# start of Records shown
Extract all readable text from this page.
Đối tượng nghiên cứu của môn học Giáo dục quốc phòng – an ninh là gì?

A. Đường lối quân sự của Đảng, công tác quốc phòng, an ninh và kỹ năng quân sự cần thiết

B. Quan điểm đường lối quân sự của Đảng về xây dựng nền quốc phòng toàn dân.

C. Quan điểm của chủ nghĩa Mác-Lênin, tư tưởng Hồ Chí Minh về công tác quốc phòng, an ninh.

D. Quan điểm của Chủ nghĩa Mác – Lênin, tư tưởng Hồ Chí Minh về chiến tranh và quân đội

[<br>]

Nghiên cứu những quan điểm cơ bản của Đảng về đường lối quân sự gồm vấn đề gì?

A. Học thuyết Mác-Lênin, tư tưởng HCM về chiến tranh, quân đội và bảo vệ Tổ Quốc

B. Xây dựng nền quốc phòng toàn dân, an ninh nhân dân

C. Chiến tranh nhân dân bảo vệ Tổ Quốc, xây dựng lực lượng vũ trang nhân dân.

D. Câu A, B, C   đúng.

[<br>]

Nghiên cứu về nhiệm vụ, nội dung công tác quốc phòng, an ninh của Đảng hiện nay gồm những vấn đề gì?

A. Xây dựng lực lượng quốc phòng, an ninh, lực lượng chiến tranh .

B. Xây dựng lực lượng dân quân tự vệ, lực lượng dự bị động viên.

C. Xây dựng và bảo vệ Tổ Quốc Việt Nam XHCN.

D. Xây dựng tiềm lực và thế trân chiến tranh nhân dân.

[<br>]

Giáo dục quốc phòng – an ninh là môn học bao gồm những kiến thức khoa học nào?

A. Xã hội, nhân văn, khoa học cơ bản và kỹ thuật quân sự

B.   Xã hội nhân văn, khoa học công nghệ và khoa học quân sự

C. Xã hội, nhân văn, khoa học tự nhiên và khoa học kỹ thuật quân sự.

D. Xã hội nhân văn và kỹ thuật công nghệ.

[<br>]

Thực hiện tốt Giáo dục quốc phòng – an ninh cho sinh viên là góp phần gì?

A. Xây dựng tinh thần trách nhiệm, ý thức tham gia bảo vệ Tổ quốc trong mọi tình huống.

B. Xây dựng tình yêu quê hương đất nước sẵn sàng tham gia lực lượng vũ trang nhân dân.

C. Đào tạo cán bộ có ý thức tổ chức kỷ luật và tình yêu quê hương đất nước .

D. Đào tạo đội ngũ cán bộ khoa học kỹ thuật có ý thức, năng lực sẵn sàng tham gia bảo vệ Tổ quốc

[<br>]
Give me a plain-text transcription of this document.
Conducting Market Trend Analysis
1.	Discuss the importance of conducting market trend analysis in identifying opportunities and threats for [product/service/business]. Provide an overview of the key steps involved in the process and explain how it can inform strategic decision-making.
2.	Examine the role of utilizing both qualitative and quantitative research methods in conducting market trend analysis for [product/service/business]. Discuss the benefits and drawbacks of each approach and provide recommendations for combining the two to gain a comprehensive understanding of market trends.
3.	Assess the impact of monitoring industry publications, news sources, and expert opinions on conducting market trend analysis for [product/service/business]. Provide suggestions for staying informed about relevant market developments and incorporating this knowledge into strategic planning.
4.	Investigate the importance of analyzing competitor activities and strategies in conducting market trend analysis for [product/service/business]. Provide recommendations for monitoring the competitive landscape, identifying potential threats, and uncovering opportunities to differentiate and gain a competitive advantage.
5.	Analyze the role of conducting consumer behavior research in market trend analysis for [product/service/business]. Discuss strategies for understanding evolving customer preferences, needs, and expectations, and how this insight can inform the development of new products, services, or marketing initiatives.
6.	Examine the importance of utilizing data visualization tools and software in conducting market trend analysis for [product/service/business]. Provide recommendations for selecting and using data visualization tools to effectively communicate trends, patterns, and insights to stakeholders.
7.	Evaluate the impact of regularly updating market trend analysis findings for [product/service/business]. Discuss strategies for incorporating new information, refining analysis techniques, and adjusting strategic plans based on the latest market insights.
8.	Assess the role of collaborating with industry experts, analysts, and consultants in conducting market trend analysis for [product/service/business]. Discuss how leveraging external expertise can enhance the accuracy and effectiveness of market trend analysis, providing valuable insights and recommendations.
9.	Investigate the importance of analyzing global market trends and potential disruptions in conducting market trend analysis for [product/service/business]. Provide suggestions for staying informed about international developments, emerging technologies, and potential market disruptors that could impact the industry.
# end of Records shown
Quote each line above in full, word for word.

Extract all readable text from this page.
Đối tượng nghiên cứu của môn học Giáo dục quốc phòng – an ninh là gì?

A. Đường lối quân sự của Đảng, công tác quốc phòng, an ninh và kỹ năng quân sự cần thiết

B. Quan điểm đường lối quân sự của Đảng về xây dựng nền quốc phòng toàn dân.

C. Quan điểm của chủ nghĩa Mác-Lênin, tư tưởng Hồ Chí Minh về công tác quốc phòng, an ninh.

D. Quan điểm của Chủ nghĩa Mác – Lênin, tư tưởng Hồ Chí Minh về chiến tranh và quân đội

[<br>]

Nghiên cứu những quan điểm cơ bản của Đảng về đường lối quân sự gồm vấn đề gì?

A. Học thuyết Mác-Lênin, tư tưởng HCM về chiến tranh, quân đội và bảo vệ Tổ Quốc

B. Xây dựng nền quốc phòng toàn dân, an ninh nhân dân

C. Chiến tranh nhân dân bảo vệ Tổ Quốc, xây dựng lực lượng vũ trang nhân dân.

D. Câu A, B, C   đúng.

[<br>]

Nghiên cứu về nhiệm vụ, nội dung công tác quốc phòng, an ninh của Đảng hiện nay gồm những vấn đề gì?

A. Xây dựng lực lượng quốc phòng, an ninh, lực lượng chiến tranh .

B. Xây dựng lực lượng dân quân tự vệ, lực lượng dự bị động viên.

C. Xây dựng và bảo vệ Tổ Quốc Việt Nam XHCN.

D. Xây dựng tiềm lực và thế trân chiến tranh nhân dân.

[<br>]

Giáo dục quốc phòng – an ninh là môn học bao gồm những kiến thức khoa học nào?

A. Xã hội, nhân văn, khoa học cơ bản và kỹ thuật quân sự

B.   Xã hội nhân văn, khoa học công nghệ và khoa học quân sự

C. Xã hội, nhân văn, khoa học tự nhiên và khoa học kỹ thuật quân sự.

D. Xã hội nhân văn và kỹ thuật công nghệ.

[<br>]

Thực hiện tốt Giáo dục quốc phòng – an ninh cho sinh viên là góp phần gì?

A. Xây dựng tinh thần trách nhiệm, ý thức tham gia bảo vệ Tổ quốc trong mọi tình huống.

B. Xây dựng tình yêu quê hương đất nước sẵn sàng tham gia lực lượng vũ trang nhân dân.

C. Đào tạo cán bộ có ý thức tổ chức kỷ luật và tình yêu quê hương đất nước .

D. Đào tạo đội ngũ cán bộ khoa học kỹ thuật có ý thức, năng lực sẵn sàng tham gia bảo vệ Tổ quốc

[<br>]
Give me a plain-text transcription of this document.
Conducting Market Trend Analysis
1.	Discuss the importance of conducting market trend analysis in identifying opportunities and threats for [product/service/business]. Provide an overview of the key steps involved in the process and explain how it can inform strategic decision-making.
2.	Examine the role of utilizing both qualitative and quantitative research methods in conducting market trend analysis for [product/service/business]. Discuss the benefits and drawbacks of each approach and provide recommendations for combining the two to gain a comprehensive understanding of market trends.
3.	Assess the impact of monitoring industry publications, news sources, and expert opinions on conducting market trend analysis for [product/service/business]. Provide suggestions for staying informed about relevant market developments and incorporating this knowledge into strategic planning.
4.	Investigate the importance of analyzing competitor activities and strategies in conducting market trend analysis for [product/service/business]. Provide recommendations for monitoring the competitive landscape, identifying potential threats, and uncovering opportunities to differentiate and gain a competitive advantage.
5.	Analyze the role of conducting consumer behavior research in market trend analysis for [product/service/business]. Discuss strategies for understanding evolving customer preferences, needs, and expectations, and how this insight can inform the development of new products, services, or marketing initiatives.
6.	Examine the importance of utilizing data visualization tools and software in conducting market trend analysis for [product/service/business]. Provide recommendations for selecting and using data visualization tools to effectively communicate trends, patterns, and insights to stakeholders.
7.	Evaluate the impact of regularly updating market trend analysis findings for [product/service/business]. Discuss strategies for incorporating new information, refining analysis techniques, and adjusting strategic plans based on the latest market insights.
8.	Assess the role of collaborating with industry experts, analysts, and consultants in conducting market trend analysis for [product/service/business]. Discuss how leveraging external expertise can enhance the accuracy and effectiveness of market trend analysis, providing valuable insights and recommendations.
9.	Investigate the importance of analyzing global market trends and potential disruptions in conducting market trend analysis for [product/service/business]. Provide suggestions for staying informed about international developments, emerging technologies, and potential market disruptors that could impact the industry.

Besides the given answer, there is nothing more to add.